• _WHAT IS NEEDED_: All entries are to be given again verbatim.

• _PROVIDED RECORDS_:
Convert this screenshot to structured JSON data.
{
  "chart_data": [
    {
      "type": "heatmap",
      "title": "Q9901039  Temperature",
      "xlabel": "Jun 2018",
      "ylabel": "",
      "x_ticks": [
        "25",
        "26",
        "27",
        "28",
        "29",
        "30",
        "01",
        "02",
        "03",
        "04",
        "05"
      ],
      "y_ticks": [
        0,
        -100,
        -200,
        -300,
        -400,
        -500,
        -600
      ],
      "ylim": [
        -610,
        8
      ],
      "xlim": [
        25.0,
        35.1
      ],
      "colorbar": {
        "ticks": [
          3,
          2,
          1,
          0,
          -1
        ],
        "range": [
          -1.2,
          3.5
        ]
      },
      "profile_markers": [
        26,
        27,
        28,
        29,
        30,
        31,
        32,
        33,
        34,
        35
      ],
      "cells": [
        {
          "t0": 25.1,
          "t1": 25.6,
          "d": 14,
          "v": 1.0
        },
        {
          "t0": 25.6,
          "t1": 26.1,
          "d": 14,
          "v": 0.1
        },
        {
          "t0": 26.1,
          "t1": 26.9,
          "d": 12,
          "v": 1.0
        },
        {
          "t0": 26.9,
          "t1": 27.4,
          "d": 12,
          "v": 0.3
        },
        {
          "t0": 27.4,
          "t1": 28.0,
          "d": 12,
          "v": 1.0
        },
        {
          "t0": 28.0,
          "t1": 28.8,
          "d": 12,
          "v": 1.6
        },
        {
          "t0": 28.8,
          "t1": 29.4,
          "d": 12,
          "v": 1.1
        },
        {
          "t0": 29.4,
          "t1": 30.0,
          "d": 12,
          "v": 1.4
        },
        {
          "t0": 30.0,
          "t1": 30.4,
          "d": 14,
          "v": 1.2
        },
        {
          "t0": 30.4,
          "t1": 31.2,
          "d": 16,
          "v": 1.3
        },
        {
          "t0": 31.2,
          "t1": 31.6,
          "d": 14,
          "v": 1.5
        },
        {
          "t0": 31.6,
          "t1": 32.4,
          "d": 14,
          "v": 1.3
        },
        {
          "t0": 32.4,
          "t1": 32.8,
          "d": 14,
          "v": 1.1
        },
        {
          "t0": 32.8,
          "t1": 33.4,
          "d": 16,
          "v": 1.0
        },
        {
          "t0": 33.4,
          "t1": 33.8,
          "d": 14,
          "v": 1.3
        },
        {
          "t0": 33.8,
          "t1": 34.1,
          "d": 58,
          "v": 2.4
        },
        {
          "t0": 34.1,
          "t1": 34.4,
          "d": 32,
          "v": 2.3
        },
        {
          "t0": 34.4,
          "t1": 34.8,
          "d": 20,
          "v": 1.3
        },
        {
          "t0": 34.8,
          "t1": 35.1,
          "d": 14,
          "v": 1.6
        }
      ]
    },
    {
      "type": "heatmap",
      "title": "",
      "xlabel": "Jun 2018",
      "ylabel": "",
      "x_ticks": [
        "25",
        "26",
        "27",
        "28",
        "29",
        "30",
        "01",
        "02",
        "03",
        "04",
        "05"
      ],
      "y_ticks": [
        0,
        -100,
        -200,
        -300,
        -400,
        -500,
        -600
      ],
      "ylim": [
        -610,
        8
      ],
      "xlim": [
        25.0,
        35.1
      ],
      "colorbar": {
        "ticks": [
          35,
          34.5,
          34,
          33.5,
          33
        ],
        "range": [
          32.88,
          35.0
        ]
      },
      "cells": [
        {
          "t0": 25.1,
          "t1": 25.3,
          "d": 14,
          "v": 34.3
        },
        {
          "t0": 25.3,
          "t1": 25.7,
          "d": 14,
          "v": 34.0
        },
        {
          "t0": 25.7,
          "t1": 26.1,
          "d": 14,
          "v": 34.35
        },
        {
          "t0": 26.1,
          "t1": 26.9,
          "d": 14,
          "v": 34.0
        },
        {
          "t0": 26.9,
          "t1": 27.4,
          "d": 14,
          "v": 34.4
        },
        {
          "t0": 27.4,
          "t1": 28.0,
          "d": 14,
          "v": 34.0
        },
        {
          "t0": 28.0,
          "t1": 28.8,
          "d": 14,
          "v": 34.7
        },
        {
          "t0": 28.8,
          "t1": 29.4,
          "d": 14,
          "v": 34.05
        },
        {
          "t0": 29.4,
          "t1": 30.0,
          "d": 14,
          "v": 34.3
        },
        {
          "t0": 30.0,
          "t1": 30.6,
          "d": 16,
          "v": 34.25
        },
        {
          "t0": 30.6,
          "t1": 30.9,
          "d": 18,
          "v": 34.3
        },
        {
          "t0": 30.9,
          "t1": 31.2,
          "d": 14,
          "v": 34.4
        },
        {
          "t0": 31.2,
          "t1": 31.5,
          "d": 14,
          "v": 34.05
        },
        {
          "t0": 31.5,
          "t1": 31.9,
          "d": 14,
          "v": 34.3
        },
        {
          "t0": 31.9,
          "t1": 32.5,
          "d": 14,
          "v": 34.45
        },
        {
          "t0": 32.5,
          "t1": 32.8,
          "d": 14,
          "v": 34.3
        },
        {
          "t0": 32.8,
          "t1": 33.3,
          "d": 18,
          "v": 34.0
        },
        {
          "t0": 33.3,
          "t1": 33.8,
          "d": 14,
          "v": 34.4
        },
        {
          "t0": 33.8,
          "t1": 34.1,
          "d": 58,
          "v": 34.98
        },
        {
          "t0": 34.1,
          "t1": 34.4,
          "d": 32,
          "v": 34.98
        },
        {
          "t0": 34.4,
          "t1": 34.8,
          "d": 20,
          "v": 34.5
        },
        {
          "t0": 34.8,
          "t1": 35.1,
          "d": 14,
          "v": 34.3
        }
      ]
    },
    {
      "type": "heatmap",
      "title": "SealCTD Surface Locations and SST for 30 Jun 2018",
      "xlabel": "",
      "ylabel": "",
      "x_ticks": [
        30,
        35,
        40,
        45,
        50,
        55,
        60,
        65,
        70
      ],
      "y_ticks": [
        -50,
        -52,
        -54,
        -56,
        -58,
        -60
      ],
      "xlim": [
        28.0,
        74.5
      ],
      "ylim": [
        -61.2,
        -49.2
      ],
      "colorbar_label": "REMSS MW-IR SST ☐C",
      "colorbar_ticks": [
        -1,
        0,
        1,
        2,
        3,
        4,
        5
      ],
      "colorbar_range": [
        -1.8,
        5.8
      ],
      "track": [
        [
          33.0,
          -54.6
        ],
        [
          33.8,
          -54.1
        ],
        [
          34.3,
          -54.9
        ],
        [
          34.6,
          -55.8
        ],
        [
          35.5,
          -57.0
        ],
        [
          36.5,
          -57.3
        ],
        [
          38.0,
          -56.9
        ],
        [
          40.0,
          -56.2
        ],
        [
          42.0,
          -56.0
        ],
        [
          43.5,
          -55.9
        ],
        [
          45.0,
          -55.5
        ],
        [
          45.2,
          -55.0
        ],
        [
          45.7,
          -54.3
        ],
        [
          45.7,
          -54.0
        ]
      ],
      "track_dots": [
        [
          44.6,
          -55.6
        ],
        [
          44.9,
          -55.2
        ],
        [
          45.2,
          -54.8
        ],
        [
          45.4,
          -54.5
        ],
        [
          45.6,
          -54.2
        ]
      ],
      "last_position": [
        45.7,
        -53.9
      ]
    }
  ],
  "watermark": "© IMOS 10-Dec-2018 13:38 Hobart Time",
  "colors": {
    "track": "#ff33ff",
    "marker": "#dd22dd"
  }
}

• _FINAL RESULT_:
Convert this screenshot to structured JSON data.
{
  "chart_data": [
    {
      "type": "heatmap",
      "title": "Q9901039  Temperature",
      "xlabel": "Jun 2018",
      "ylabel": "",
      "x_ticks": [
        "25",
        "26",
        "27",
        "28",
        "29",
        "30",
        "01",
        "02",
        "03",
        "04",
        "05"
      ],
      "y_ticks": [
        0,
        -100,
        -200,
        -300,
        -400,
        -500,
        -600
      ],
      "ylim": [
        -610,
        8
      ],
      "xlim": [
        25.0,
        35.1
      ],
      "colorbar": {
        "ticks": [
          3,
          2,
          1,
          0,
          -1
        ],
        "range": [
          -1.2,
          3.5
        ]
      },
      "profile_markers": [
        26,
        27,
        28,
        29,
        30,
        31,
        32,
        33,
        34,
        35
      ],
      "cells": [
        {
          "t0": 25.1,
          "t1": 25.6,
          "d": 14,
          "v": 1.0
        },
        {
          "t0": 25.6,
          "t1": 26.1,
          "d": 14,
          "v": 0.1
        },
        {
          "t0": 26.1,
          "t1": 26.9,
          "d": 12,
          "v": 1.0
        },
        {
          "t0": 26.9,
          "t1": 27.4,
          "d": 12,
          "v": 0.3
        },
        {
          "t0": 27.4,
          "t1": 28.0,
          "d": 12,
          "v": 1.0
        },
        {
          "t0": 28.0,
          "t1": 28.8,
          "d": 12,
          "v": 1.6
        },
        {
          "t0": 28.8,
          "t1": 29.4,
          "d": 12,
          "v": 1.1
        },
        {
          "t0": 29.4,
          "t1": 30.0,
          "d": 12,
          "v": 1.4
        },
        {
          "t0": 30.0,
          "t1": 30.4,
          "d": 14,
          "v": 1.2
        },
        {
          "t0": 30.4,
          "t1": 31.2,
          "d": 16,
          "v": 1.3
        },
        {
          "t0": 31.2,
          "t1": 31.6,
          "d": 14,
          "v": 1.5
        },
        {
          "t0": 31.6,
          "t1": 32.4,
          "d": 14,
          "v": 1.3
        },
        {
          "t0": 32.4,
          "t1": 32.8,
          "d": 14,
          "v": 1.1
        },
        {
          "t0": 32.8,
          "t1": 33.4,
          "d": 16,
          "v": 1.0
        },
        {
          "t0": 33.4,
          "t1": 33.8,
          "d": 14,
          "v": 1.3
        },
        {
          "t0": 33.8,
          "t1": 34.1,
          "d": 58,
          "v": 2.4
        },
        {
          "t0": 34.1,
          "t1": 34.4,
          "d": 32,
          "v": 2.3
        },
        {
          "t0": 34.4,
          "t1": 34.8,
          "d": 20,
          "v": 1.3
        },
        {
          "t0": 34.8,
          "t1": 35.1,
          "d": 14,
          "v": 1.6
        }
      ]
    },
    {
      "type": "heatmap",
      "title": "",
      "xlabel": "Jun 2018",
      "ylabel": "",
      "x_ticks": [
        "25",
        "26",
        "27",
        "28",
        "29",
        "30",
        "01",
        "02",
        "03",
        "04",
        "05"
      ],
      "y_ticks": [
        0,
        -100,
        -200,
        -300,
        -400,
        -500,
        -600
      ],
      "ylim": [
        -610,
        8
      ],
      "xlim": [
        25.0,
        35.1
      ],
      "colorbar": {
        "ticks": [
          35,
          34.5,
          34,
          33.5,
          33
        ],
        "range": [
          32.88,
          35.0
        ]
      },
      "cells": [
        {
          "t0": 25.1,
          "t1": 25.3,
          "d": 14,
          "v": 34.3
        },
        {
          "t0": 25.3,
          "t1": 25.7,
          "d": 14,
          "v": 34.0
        },
        {
          "t0": 25.7,
          "t1": 26.1,
          "d": 14,
          "v": 34.35
        },
        {
          "t0": 26.1,
          "t1": 26.9,
          "d": 14,
          "v": 34.0
        },
        {
          "t0": 26.9,
          "t1": 27.4,
          "d": 14,
          "v": 34.4
        },
        {
          "t0": 27.4,
          "t1": 28.0,
          "d": 14,
          "v": 34.0
        },
        {
          "t0": 28.0,
          "t1": 28.8,
          "d": 14,
          "v": 34.7
        },
        {
          "t0": 28.8,
          "t1": 29.4,
          "d": 14,
          "v": 34.05
        },
        {
          "t0": 29.4,
          "t1": 30.0,
          "d": 14,
          "v": 34.3
        },
        {
          "t0": 30.0,
          "t1": 30.6,
          "d": 16,
          "v": 34.25
        },
        {
          "t0": 30.6,
          "t1": 30.9,
          "d": 18,
          "v": 34.3
        },
        {
          "t0": 30.9,
          "t1": 31.2,
          "d": 14,
          "v": 34.4
        },
        {
          "t0": 31.2,
          "t1": 31.5,
          "d": 14,
          "v": 34.05
        },
        {
          "t0": 31.5,
          "t1": 31.9,
          "d": 14,
          "v": 34.3
        },
        {
          "t0": 31.9,
          "t1": 32.5,
          "d": 14,
          "v": 34.45
        },
        {
          "t0": 32.5,
          "t1": 32.8,
          "d": 14,
          "v": 34.3
        },
        {
          "t0": 32.8,
          "t1": 33.3,
          "d": 18,
          "v": 34.0
        },
        {
          "t0": 33.3,
          "t1": 33.8,
          "d": 14,
          "v": 34.4
        },
        {
          "t0": 33.8,
          "t1": 34.1,
          "d": 58,
          "v": 34.98
        },
        {
          "t0": 34.1,
          "t1": 34.4,
          "d": 32,
          "v": 34.98
        },
        {
          "t0": 34.4,
          "t1": 34.8,
          "d": 20,
          "v": 34.5
        },
        {
          "t0": 34.8,
          "t1": 35.1,
          "d": 14,
          "v": 34.3
        }
      ]
    },
    {
      "type": "heatmap",
      "title": "SealCTD Surface Locations and SST for 30 Jun 2018",
      "xlabel": "",
      "ylabel": "",
      "x_ticks": [
        30,
        35,
        40,
        45,
        50,
        55,
        60,
        65,
        70
      ],
      "y_ticks": [
        -50,
        -52,
        -54,
        -56,
        -58,
        -60
      ],
      "xlim": [
        28.0,
        74.5
      ],
      "ylim": [
        -61.2,
        -49.2
      ],
      "colorbar_label": "REMSS MW-IR SST ☐C",
      "colorbar_ticks": [
        -1,
        0,
        1,
        2,
        3,
        4,
        5
      ],
      "colorbar_range": [
        -1.8,
        5.8
      ],
      "track": [
        [
          33.0,
          -54.6
        ],
        [
          33.8,
          -54.1
        ],
        [
          34.3,
          -54.9
        ],
        [
          34.6,
          -55.8
        ],
        [
          35.5,
          -57.0
        ],
        [
          36.5,
          -57.3
        ],
        [
          38.0,
          -56.9
        ],
        [
          40.0,
          -56.2
        ],
        [
          42.0,
          -56.0
        ],
        [
          43.5,
          -55.9
        ],
        [
          45.0,
          -55.5
        ],
        [
          45.2,
          -55.0
        ],
        [
          45.7,
          -54.3
        ],
        [
          45.7,
          -54.0
        ]
      ],
      "track_dots": [
        [
          44.6,
          -55.6
        ],
        [
          44.9,
          -55.2
        ],
        [
          45.2,
          -54.8
        ],
        [
          45.4,
          -54.5
        ],
        [
          45.6,
          -54.2
        ]
      ],
      "last_position": [
        45.7,
        -53.9
      ]
    }
  ],
  "watermark": "© IMOS 10-Dec-2018 13:38 Hobart Time",
  "colors": {
    "track": "#ff33ff",
    "marker": "#dd22dd"
  }
}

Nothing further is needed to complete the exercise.